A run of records
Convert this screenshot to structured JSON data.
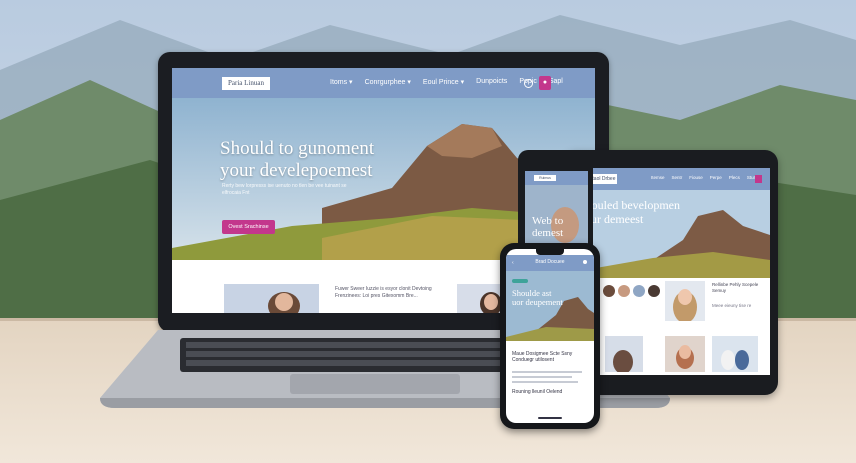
{
  "laptop": {
    "logo": "Paria Linuan",
    "menu": [
      "Itoms ▾",
      "Conrgurphee ▾",
      "Eoul Prince ▾",
      "Dunpoicts",
      "Popic",
      "Sapl"
    ],
    "hero_title_line1": "Should to gunoment",
    "hero_title_line2": "your develepoemest",
    "hero_sub": "Rerty bew lorpresss ise uenuto no tlen be vee tuinant se elfrocaia Fnt",
    "cta": "Ovest Srachinse",
    "card_text": "Fuwer Sweer Iuzzie is esyor clonit Devtoing Frenzinees: Loi pres Gitexomm Bre..."
  },
  "tablet": {
    "logo": "Gtaol Drbee",
    "menu": [
      "Itemse",
      "Sentr",
      "Fiouse",
      "Perpe",
      "Plecs",
      "Stur"
    ],
    "hero_title_line1": "Shouled bevelopmen",
    "hero_title_line2": "your demeest",
    "side_title": "Rellinbe Pehly Scepele Semuy",
    "side_text": "Meee eieuny tise re"
  },
  "phone_back": {
    "logo": "Rulmus",
    "hero_title_line1": "Web to",
    "hero_title_line2": "demest"
  },
  "phone_front": {
    "title": "Brad Docuee",
    "hero_title_line1": "Shoulde ast",
    "hero_title_line2": "uor deupement",
    "body_text": "Maue Dosigmee Scte Ssny Conduegr utilosent",
    "footer": "Rouning lleunil Oelend"
  },
  "colors": {
    "nav_blue": "#7f9bc6",
    "accent_magenta": "#c3378c",
    "teal_tag": "#3ea39a"
  }
}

## What to produce:
Every line is to be duplicated exactly, though pictures stay out.

## Solution to the problem:
Convert this screenshot to structured JSON data.
{
  "laptop": {
    "logo": "Paria Linuan",
    "menu": [
      "Itoms ▾",
      "Conrgurphee ▾",
      "Eoul Prince ▾",
      "Dunpoicts",
      "Popic",
      "Sapl"
    ],
    "hero_title_line1": "Should to gunoment",
    "hero_title_line2": "your develepoemest",
    "hero_sub": "Rerty bew lorpresss ise uenuto no tlen be vee tuinant se elfrocaia Fnt",
    "cta": "Ovest Srachinse",
    "card_text": "Fuwer Sweer Iuzzie is esyor clonit Devtoing Frenzinees: Loi pres Gitexomm Bre..."
  },
  "tablet": {
    "logo": "Gtaol Drbee",
    "menu": [
      "Itemse",
      "Sentr",
      "Fiouse",
      "Perpe",
      "Plecs",
      "Stur"
    ],
    "hero_title_line1": "Shouled bevelopmen",
    "hero_title_line2": "your demeest",
    "side_title": "Rellinbe Pehly Scepele Semuy",
    "side_text": "Meee eieuny tise re"
  },
  "phone_back": {
    "logo": "Rulmus",
    "hero_title_line1": "Web to",
    "hero_title_line2": "demest"
  },
  "phone_front": {
    "title": "Brad Docuee",
    "hero_title_line1": "Shoulde ast",
    "hero_title_line2": "uor deupement",
    "body_text": "Maue Dosigmee Scte Ssny Conduegr utilosent",
    "footer": "Rouning lleunil Oelend"
  },
  "colors": {
    "nav_blue": "#7f9bc6",
    "accent_magenta": "#c3378c",
    "teal_tag": "#3ea39a"
  }
}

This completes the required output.